WHAT THIS TASK INVOLVES> Continue the Hyperscan performance guidelines below, starting after their last sentence; the data that follows them is not part of that text.

Performance Considerations¶
Hyperscan supports a wide range of patterns in all three scanning modes. It is capable of extremely high levels of performance, but certain patterns can reduce performance markedly.
The following guidelines will help construct patterns and pattern sets that will perform better:
Regular expression constructs¶
Tip
Do not hand-optimize regular expression constructs.
Quite a large number of regular expressions can be written in multiple ways.
For example, caseless matching of /abc/
can be written as:
/[Aa][Bb][Cc]/
/(A|a)(B|b)(C|c)/
/(?i)abc(?-i)/
/abc/i
Hyperscan is capable of handling all these constructs. Unless there is a specific reason otherwise, do not rewrite patterns from one form to another.
As another example, matching of /foo(bar|baz)(frotz)?/
can be
equivalently written as:
/foobarfrotz|foobazfrotz|foobar|foobaz/
This change will not improve performance or reduce overheads.
Library usage¶
Tip
Do not hand-optimize library usage.
The Hyperscan library is capable of dealing with small writes, unusually large and small pattern sets, etc. Unless there is a specific performance problem with some usage of the library, it is best to use Hyperscan in a simple and direct fashion. For example, it is unlikely for there to be much benefit in buffering input to the library into larger blocks unless streaming writes are tiny (say, 1-2 bytes at a time).
Unlike many other pattern matching products, Hyperscan will run faster with small numbers of patterns and slower with large numbers of patterns in a smooth fashion (as opposed to, typically, running at a moderate speed up to some fixed limit then either breaking or running half as fast).

DATA PROVIDED>

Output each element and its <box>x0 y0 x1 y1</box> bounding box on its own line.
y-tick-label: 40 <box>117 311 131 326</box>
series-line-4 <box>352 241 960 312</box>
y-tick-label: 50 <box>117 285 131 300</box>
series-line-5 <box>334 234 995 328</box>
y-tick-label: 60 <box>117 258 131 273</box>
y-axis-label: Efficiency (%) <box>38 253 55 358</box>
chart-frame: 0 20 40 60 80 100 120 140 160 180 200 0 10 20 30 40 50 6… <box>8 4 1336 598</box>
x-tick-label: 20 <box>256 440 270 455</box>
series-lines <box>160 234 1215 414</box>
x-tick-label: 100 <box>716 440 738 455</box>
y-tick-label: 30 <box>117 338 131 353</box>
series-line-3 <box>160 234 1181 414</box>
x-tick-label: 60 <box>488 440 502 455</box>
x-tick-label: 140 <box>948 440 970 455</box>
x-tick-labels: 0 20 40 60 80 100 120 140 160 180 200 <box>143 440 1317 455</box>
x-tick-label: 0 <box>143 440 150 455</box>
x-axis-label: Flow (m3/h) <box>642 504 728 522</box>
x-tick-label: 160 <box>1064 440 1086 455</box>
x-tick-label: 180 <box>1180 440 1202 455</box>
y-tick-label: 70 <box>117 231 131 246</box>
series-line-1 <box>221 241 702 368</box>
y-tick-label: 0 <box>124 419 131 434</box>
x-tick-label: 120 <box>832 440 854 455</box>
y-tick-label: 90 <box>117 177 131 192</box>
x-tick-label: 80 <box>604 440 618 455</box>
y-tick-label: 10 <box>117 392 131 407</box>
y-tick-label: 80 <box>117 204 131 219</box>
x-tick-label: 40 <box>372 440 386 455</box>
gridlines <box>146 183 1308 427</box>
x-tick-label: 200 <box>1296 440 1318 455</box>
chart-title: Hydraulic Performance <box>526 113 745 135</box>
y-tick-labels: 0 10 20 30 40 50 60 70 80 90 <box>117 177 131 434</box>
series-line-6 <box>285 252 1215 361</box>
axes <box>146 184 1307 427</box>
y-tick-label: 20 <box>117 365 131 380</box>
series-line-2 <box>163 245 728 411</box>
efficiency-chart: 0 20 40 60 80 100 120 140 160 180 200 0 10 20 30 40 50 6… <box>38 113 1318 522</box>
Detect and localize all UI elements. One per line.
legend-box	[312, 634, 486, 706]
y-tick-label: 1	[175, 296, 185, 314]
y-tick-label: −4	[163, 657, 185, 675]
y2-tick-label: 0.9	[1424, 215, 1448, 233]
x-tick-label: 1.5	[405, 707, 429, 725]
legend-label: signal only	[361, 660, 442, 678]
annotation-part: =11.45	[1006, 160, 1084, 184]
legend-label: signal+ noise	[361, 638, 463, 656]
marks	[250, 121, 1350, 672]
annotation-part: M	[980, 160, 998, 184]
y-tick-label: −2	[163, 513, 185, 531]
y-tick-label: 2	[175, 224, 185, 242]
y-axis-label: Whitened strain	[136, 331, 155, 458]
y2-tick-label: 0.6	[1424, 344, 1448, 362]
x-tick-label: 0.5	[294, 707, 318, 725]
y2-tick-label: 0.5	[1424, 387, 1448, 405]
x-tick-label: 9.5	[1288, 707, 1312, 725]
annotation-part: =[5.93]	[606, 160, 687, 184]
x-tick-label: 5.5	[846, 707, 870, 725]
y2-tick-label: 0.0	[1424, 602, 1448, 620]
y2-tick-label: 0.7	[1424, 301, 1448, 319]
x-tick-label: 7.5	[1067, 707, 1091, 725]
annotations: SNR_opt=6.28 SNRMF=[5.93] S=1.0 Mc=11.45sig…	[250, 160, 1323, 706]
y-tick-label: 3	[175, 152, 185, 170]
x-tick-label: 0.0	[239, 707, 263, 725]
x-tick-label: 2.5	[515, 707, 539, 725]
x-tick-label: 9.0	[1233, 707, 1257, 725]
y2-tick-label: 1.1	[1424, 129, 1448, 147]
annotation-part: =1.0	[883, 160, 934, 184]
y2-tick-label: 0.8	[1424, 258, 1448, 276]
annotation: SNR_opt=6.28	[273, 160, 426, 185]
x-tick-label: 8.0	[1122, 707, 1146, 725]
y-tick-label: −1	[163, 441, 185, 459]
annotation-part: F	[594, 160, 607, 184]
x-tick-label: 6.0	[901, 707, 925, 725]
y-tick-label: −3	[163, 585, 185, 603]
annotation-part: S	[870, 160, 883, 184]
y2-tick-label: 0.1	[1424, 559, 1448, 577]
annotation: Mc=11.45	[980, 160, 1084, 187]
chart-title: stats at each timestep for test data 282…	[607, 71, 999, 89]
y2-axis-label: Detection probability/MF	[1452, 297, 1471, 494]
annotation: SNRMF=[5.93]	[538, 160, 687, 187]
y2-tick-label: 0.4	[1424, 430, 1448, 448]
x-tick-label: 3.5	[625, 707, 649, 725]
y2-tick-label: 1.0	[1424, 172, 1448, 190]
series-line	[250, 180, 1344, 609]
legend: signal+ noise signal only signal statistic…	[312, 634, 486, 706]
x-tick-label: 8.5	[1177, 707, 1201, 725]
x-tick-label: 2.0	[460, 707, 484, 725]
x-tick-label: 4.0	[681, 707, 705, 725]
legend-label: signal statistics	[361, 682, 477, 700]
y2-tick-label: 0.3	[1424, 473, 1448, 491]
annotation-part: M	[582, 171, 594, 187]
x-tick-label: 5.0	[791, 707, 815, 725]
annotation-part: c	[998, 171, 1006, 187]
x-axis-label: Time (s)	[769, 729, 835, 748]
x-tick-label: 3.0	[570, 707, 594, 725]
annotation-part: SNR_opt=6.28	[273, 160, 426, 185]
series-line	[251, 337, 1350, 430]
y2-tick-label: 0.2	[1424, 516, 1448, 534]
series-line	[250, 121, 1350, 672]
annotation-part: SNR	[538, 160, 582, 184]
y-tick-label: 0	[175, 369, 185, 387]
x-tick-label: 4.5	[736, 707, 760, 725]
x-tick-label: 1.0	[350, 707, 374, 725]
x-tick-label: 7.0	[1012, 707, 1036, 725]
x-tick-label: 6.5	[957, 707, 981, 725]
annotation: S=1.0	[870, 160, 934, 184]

EXERCISE ANSWER>
Hyperscan also provides high-throughput matching with a single thread of control per core; if a database runs at 3.0 Gbps in Hyperscan it means that a 3000-bit block of data will be scanned in 1 microsecond in a single thread of control, not that it is required to scan 22 3000-bit blocks of data in 22 microseconds. Thus, it is not usually necessary to buffer data to supply Hyperscan with available parallelism.
Block-based matching¶
Tip
Prefer block-based matching to streaming matching where possible.
Whenever input data appears in discrete records, or already requires some sort of transformation (e.g. URI normalization) that requires all the data to be accumulated before processing, it should be scanned in block rather than in streaming mode.
Unnecessary use of streaming mode reduces the number of optimizations that can be applied in Hyperscan and may make some patterns run slower.
If there is a mixture of ‘block’ and ‘streaming’ mode patterns, these should be scanned in separate databases except in the case that the streaming patterns vastly outnumber the block mode patterns.
Unnecessary databases¶
Tip
Avoid unnecessary ‘union’ databases.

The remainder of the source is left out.